● **To do**
Repeat all of the records verbatim.

● **Provided records**
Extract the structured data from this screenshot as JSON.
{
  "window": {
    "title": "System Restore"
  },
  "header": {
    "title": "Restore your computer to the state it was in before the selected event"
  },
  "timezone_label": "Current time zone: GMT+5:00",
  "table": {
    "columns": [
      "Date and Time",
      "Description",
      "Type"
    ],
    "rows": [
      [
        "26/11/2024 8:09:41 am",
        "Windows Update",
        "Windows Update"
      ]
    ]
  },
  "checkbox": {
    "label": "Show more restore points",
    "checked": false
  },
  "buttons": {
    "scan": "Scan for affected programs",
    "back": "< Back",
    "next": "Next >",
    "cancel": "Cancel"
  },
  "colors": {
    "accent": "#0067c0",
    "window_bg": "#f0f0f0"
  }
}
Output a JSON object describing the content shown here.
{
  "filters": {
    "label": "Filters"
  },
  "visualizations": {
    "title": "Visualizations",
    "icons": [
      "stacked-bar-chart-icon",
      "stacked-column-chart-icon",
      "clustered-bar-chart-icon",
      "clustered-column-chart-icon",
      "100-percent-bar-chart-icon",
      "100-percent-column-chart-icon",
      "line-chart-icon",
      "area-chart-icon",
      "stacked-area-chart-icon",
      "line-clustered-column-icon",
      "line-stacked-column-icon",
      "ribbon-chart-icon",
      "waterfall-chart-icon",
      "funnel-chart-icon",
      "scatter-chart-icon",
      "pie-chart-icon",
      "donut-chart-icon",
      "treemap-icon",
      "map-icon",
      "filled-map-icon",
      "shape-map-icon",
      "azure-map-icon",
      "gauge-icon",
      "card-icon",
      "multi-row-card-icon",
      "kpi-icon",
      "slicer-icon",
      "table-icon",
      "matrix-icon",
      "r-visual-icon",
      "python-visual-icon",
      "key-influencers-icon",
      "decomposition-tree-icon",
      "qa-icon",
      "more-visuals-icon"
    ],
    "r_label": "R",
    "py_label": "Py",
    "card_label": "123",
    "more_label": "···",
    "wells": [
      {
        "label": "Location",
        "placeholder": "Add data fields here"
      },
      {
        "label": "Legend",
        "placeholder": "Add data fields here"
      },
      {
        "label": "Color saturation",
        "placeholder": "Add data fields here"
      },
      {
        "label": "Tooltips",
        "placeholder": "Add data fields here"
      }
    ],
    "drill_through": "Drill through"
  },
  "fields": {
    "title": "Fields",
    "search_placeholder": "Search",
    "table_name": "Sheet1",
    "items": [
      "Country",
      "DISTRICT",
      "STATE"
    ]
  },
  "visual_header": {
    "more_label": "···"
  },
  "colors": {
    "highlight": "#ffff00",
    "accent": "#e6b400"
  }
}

● **Output below**
Extract the structured data from this screenshot as JSON.
{
  "window": {
    "title": "System Restore"
  },
  "header": {
    "title": "Restore your computer to the state it was in before the selected event"
  },
  "timezone_label": "Current time zone: GMT+5:00",
  "table": {
    "columns": [
      "Date and Time",
      "Description",
      "Type"
    ],
    "rows": [
      [
        "26/11/2024 8:09:41 am",
        "Windows Update",
        "Windows Update"
      ]
    ]
  },
  "checkbox": {
    "label": "Show more restore points",
    "checked": false
  },
  "buttons": {
    "scan": "Scan for affected programs",
    "back": "< Back",
    "next": "Next >",
    "cancel": "Cancel"
  },
  "colors": {
    "accent": "#0067c0",
    "window_bg": "#f0f0f0"
  }
}
Output a JSON object describing the content shown here.
{
  "filters": {
    "label": "Filters"
  },
  "visualizations": {
    "title": "Visualizations",
    "icons": [
      "stacked-bar-chart-icon",
      "stacked-column-chart-icon",
      "clustered-bar-chart-icon",
      "clustered-column-chart-icon",
      "100-percent-bar-chart-icon",
      "100-percent-column-chart-icon",
      "line-chart-icon",
      "area-chart-icon",
      "stacked-area-chart-icon",
      "line-clustered-column-icon",
      "line-stacked-column-icon",
      "ribbon-chart-icon",
      "waterfall-chart-icon",
      "funnel-chart-icon",
      "scatter-chart-icon",
      "pie-chart-icon",
      "donut-chart-icon",
      "treemap-icon",
      "map-icon",
      "filled-map-icon",
      "shape-map-icon",
      "azure-map-icon",
      "gauge-icon",
      "card-icon",
      "multi-row-card-icon",
      "kpi-icon",
      "slicer-icon",
      "table-icon",
      "matrix-icon",
      "r-visual-icon",
      "python-visual-icon",
      "key-influencers-icon",
      "decomposition-tree-icon",
      "qa-icon",
      "more-visuals-icon"
    ],
    "r_label": "R",
    "py_label": "Py",
    "card_label": "123",
    "more_label": "···",
    "wells": [
      {
        "label": "Location",
        "placeholder": "Add data fields here"
      },
      {
        "label": "Legend",
        "placeholder": "Add data fields here"
      },
      {
        "label": "Color saturation",
        "placeholder": "Add data fields here"
      },
      {
        "label": "Tooltips",
        "placeholder": "Add data fields here"
      }
    ],
    "drill_through": "Drill through"
  },
  "fields": {
    "title": "Fields",
    "search_placeholder": "Search",
    "table_name": "Sheet1",
    "items": [
      "Country",
      "DISTRICT",
      "STATE"
    ]
  },
  "visual_header": {
    "more_label": "···"
  },
  "colors": {
    "highlight": "#ffff00",
    "accent": "#e6b400"
  }
}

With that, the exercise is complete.